Your task is to copy the listing exactly, with the pictures left out.
++++ MATERIALS PROVIDED
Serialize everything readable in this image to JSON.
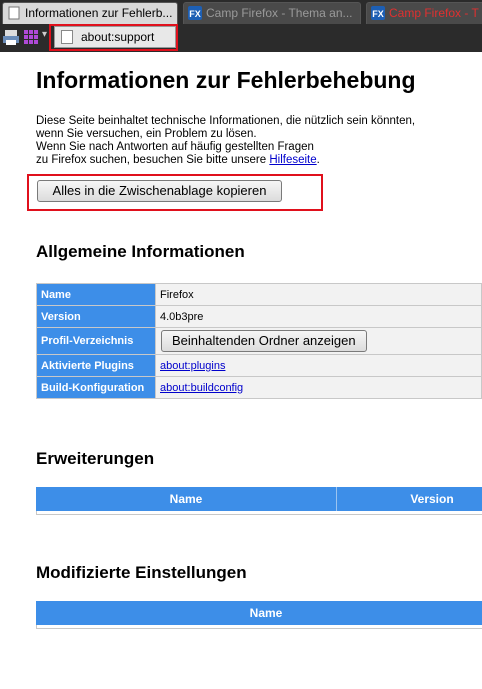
{
  "tabs": [
    {
      "label": "Informationen zur Fehlerb...",
      "state": "active"
    },
    {
      "label": "Camp Firefox - Thema an...",
      "state": "inactive"
    },
    {
      "label": "Camp Firefox - T",
      "state": "inactive"
    }
  ],
  "urlbar": {
    "value": "about:support"
  },
  "page": {
    "title": "Informationen zur Fehlerbehebung",
    "intro_line1": "Diese Seite beinhaltet technische Informationen, die nützlich sein könnten,",
    "intro_line2": "wenn Sie versuchen, ein Problem zu lösen.",
    "intro_line3": "Wenn Sie nach Antworten auf häufig gestellten Fragen",
    "intro_line4_prefix": "zu Firefox suchen, besuchen Sie bitte unsere ",
    "intro_link": "Hilfeseite",
    "intro_line4_suffix": ".",
    "copy_button": "Alles in die Zwischenablage kopieren"
  },
  "general": {
    "heading": "Allgemeine Informationen",
    "rows": [
      {
        "label": "Name",
        "value": "Firefox"
      },
      {
        "label": "Version",
        "value": "4.0b3pre"
      },
      {
        "label": "Profil-Verzeichnis",
        "button": "Beinhaltenden Ordner anzeigen"
      },
      {
        "label": "Aktivierte Plugins",
        "link": "about:plugins"
      },
      {
        "label": "Build-Konfiguration",
        "link": "about:buildconfig"
      }
    ]
  },
  "extensions": {
    "heading": "Erweiterungen",
    "columns": [
      "Name",
      "Version"
    ]
  },
  "prefs": {
    "heading": "Modifizierte Einstellungen",
    "columns": [
      "Name"
    ]
  },
  "colors": {
    "accent": "#3d8ee8",
    "highlight": "#e0101c",
    "chrome": "#2b2b2b"
  },
  "icons": [
    "page-icon",
    "firefox-fx-icon",
    "print-icon",
    "grid-icon"
  ]
}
++++++++
WORKED SOLUTION
Serialize everything readable in this image to JSON.
{
  "tabs": [
    {
      "label": "Informationen zur Fehlerb...",
      "state": "active"
    },
    {
      "label": "Camp Firefox - Thema an...",
      "state": "inactive"
    },
    {
      "label": "Camp Firefox - T",
      "state": "inactive"
    }
  ],
  "urlbar": {
    "value": "about:support"
  },
  "page": {
    "title": "Informationen zur Fehlerbehebung",
    "intro_line1": "Diese Seite beinhaltet technische Informationen, die nützlich sein könnten,",
    "intro_line2": "wenn Sie versuchen, ein Problem zu lösen.",
    "intro_line3": "Wenn Sie nach Antworten auf häufig gestellten Fragen",
    "intro_line4_prefix": "zu Firefox suchen, besuchen Sie bitte unsere ",
    "intro_link": "Hilfeseite",
    "intro_line4_suffix": ".",
    "copy_button": "Alles in die Zwischenablage kopieren"
  },
  "general": {
    "heading": "Allgemeine Informationen",
    "rows": [
      {
        "label": "Name",
        "value": "Firefox"
      },
      {
        "label": "Version",
        "value": "4.0b3pre"
      },
      {
        "label": "Profil-Verzeichnis",
        "button": "Beinhaltenden Ordner anzeigen"
      },
      {
        "label": "Aktivierte Plugins",
        "link": "about:plugins"
      },
      {
        "label": "Build-Konfiguration",
        "link": "about:buildconfig"
      }
    ]
  },
  "extensions": {
    "heading": "Erweiterungen",
    "columns": [
      "Name",
      "Version"
    ]
  },
  "prefs": {
    "heading": "Modifizierte Einstellungen",
    "columns": [
      "Name"
    ]
  },
  "colors": {
    "accent": "#3d8ee8",
    "highlight": "#e0101c",
    "chrome": "#2b2b2b"
  },
  "icons": [
    "page-icon",
    "firefox-fx-icon",
    "print-icon",
    "grid-icon"
  ]
}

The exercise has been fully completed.